* [What the task requires] Gather all lines in the data that hold the string "coming".

(Dataset rows)
= = = = =

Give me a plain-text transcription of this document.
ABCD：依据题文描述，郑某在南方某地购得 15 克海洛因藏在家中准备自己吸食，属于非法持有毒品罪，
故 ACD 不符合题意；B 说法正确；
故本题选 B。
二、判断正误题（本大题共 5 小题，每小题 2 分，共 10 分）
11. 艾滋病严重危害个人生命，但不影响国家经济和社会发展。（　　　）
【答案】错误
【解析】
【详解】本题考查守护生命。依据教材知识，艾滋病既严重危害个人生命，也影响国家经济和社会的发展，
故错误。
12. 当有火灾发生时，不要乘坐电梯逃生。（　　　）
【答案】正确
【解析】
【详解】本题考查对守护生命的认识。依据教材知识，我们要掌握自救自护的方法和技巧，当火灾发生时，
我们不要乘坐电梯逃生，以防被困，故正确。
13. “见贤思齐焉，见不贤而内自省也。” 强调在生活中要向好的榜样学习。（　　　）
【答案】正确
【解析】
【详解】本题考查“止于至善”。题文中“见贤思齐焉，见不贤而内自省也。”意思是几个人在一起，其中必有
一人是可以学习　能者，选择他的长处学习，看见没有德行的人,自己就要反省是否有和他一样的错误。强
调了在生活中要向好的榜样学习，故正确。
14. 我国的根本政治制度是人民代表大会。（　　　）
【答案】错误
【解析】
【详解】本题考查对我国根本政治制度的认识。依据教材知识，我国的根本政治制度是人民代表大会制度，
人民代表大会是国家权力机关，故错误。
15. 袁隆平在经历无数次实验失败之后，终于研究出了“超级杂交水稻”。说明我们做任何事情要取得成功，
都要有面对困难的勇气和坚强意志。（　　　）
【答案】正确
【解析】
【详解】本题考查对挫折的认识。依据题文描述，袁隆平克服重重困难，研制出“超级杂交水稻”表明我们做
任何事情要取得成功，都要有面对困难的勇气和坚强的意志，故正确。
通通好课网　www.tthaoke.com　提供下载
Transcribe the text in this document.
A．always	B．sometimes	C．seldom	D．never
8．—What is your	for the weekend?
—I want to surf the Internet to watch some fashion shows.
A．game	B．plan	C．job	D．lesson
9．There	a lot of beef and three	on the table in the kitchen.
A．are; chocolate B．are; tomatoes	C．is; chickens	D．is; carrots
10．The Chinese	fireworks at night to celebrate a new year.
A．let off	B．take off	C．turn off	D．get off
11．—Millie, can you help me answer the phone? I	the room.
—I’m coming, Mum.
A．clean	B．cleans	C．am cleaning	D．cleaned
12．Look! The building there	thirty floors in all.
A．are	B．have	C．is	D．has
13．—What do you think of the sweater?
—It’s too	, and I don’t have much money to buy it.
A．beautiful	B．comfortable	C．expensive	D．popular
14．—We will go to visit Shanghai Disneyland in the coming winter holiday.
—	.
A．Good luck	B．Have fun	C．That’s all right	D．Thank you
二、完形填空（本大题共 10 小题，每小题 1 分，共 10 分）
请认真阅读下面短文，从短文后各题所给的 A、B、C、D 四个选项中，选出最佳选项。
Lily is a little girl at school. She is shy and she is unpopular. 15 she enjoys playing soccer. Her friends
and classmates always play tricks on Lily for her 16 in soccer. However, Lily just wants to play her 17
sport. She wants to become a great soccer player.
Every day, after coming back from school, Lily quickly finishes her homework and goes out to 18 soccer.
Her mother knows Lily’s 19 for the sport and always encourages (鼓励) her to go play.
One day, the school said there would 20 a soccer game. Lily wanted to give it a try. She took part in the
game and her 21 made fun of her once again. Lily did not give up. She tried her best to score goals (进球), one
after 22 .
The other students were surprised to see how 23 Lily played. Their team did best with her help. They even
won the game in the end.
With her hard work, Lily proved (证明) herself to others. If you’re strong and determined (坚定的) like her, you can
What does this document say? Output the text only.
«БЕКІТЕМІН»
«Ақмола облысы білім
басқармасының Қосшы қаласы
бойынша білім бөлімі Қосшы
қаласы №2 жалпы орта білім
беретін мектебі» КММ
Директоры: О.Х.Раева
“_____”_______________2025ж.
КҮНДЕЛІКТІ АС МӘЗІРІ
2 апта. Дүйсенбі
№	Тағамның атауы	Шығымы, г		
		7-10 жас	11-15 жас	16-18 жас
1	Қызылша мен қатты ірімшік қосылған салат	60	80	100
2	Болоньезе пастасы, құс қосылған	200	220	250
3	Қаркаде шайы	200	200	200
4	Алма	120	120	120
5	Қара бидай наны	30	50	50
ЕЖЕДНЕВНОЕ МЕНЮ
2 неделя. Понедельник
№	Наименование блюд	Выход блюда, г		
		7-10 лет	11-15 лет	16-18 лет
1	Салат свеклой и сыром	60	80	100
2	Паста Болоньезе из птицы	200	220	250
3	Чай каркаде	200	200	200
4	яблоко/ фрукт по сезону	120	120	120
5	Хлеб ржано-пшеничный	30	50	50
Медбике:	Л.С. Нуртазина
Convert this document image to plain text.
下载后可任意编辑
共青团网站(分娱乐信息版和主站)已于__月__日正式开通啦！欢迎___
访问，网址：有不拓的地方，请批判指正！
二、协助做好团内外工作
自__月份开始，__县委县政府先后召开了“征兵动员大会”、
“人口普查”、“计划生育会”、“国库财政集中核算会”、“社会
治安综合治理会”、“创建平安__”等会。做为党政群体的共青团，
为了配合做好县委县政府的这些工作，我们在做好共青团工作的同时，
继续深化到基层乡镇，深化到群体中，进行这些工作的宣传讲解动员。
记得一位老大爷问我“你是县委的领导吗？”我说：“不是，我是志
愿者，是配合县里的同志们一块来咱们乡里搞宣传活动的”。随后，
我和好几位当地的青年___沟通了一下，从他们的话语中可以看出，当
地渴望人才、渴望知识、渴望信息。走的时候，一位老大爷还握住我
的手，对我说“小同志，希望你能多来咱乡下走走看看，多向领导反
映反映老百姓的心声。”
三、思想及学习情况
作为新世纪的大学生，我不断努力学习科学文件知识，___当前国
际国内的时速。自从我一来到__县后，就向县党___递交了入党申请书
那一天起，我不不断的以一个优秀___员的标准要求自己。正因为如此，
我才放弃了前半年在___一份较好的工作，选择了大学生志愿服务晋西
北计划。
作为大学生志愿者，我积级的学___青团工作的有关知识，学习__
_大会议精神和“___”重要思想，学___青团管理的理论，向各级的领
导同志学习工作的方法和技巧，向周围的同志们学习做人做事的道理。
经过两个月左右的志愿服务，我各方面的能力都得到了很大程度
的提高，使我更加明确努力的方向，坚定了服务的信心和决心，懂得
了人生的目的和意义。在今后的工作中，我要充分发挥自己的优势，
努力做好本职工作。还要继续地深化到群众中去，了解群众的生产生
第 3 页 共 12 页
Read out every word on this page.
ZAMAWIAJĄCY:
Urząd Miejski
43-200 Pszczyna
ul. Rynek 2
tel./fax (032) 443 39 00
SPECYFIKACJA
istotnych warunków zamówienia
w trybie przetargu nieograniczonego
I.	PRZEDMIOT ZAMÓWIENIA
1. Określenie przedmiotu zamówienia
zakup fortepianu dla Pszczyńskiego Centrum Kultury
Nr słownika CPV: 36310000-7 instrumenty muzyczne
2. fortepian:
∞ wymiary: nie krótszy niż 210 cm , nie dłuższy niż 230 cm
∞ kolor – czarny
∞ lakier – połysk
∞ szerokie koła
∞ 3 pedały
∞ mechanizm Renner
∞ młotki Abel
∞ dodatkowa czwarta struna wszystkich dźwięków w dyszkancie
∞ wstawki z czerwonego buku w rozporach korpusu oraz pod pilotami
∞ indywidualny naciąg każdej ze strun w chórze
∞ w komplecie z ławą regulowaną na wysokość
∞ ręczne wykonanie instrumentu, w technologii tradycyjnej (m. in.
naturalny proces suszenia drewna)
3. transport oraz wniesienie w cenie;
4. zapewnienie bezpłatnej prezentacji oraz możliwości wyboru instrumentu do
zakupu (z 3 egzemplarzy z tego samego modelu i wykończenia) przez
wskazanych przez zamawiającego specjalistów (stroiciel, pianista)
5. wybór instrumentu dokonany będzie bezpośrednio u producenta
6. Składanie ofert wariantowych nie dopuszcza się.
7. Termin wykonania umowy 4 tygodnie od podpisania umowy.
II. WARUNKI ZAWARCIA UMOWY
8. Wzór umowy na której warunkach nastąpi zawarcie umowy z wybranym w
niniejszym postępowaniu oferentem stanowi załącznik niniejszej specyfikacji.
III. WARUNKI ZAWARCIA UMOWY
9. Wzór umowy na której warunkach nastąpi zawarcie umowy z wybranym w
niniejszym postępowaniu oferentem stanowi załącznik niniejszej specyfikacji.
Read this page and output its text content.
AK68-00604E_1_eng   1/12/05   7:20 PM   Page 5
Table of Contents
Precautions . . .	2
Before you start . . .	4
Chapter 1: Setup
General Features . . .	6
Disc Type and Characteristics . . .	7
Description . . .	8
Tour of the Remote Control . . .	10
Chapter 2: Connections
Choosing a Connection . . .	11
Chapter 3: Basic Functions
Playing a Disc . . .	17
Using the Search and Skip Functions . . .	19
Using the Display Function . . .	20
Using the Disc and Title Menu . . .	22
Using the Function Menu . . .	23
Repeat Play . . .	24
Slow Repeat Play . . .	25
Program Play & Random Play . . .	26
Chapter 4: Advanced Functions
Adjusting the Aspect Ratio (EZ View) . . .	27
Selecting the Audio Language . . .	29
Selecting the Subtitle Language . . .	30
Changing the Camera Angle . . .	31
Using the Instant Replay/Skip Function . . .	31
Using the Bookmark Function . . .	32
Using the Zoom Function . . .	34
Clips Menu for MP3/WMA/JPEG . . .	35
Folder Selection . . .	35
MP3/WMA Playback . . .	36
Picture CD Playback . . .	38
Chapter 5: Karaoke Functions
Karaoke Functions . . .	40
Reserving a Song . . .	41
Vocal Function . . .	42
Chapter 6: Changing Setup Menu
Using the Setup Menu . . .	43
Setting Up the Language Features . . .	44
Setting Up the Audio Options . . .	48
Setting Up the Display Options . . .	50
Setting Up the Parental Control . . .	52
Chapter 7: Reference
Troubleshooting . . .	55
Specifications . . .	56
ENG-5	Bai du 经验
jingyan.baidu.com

= = = = =

* [Completed exercise]
—I’m coming, Mum.
14．—We will go to visit Shanghai Disneyland in the coming winter holiday.
Every day, after coming back from school, Lily quickly finishes her homework and goes out to 18 soccer.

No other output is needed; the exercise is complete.